The task:
In the entries below, find every line with "الباب" and copy it.

Supplied information:
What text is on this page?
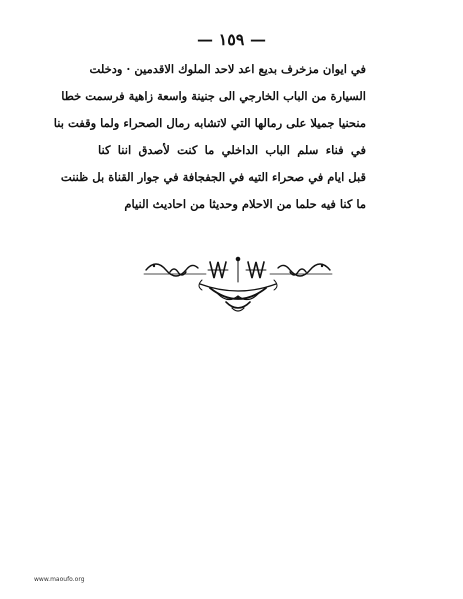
— ١٥٩ —
في ايوان مزخرف بديع اعد لاحد الملوك الاقدمين · ودخلت
السيارة من الباب الخارجي الى جنينة واسعة زاهية فرسمت خطا
منحنيا جميلا على رمالها التي لاتشابه رمال الصحراء ولما وقفت بنا
في فناء سلم الباب الداخلي ما كنت لأصدق اننا كنا
قبل ايام في صحراء التيه في الجفجافة في جوار القناة بل ظننت
ما كنا فيه حلما من الاحلام وحديثا من احاديث النيام
www.maoufo.org
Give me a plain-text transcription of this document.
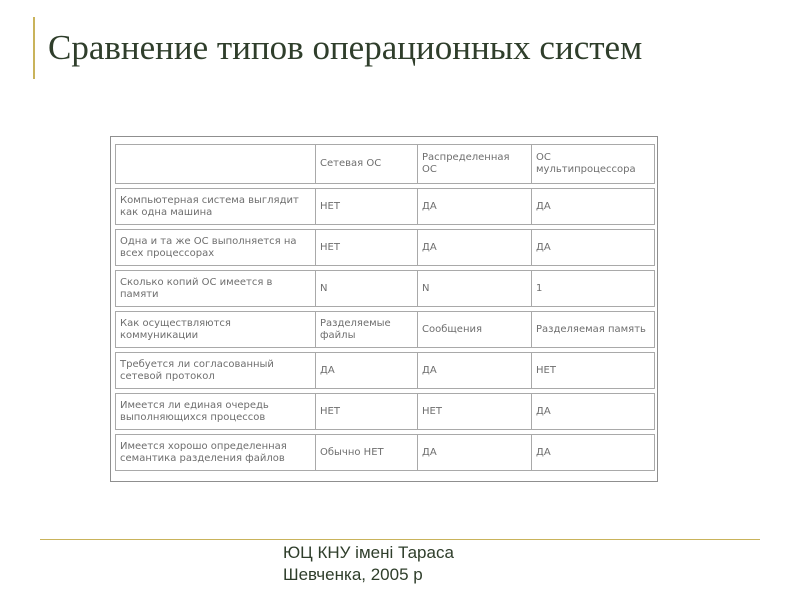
Сравнение типов операционных систем
	Сетевая ОС	Распределенная ОС	ОС мультипроцессора
Компьютерная система выглядит как одна машина	НЕТ	ДА	ДА
Одна и та же ОС выполняется на всех процессорах	НЕТ	ДА	ДА
Сколько копий ОС имеется в памяти	N	N	1
Как осуществляются коммуникации	Разделяемые файлы	Сообщения	Разделяемая память
Требуется ли согласованный сетевой протокол	ДА	ДА	НЕТ
Имеется ли единая очередь выполняющихся процессов	НЕТ	НЕТ	ДА
Имеется хорошо определенная семантика разделения файлов	Обычно НЕТ	ДА	ДА
ЮЦ КНУ імені Тараса
Шевченка, 2005 р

Task result:
السيارة من الباب الخارجي الى جنينة واسعة زاهية فرسمت خطا
في فناء سلم الباب الداخلي ما كنت لأصدق اننا كنا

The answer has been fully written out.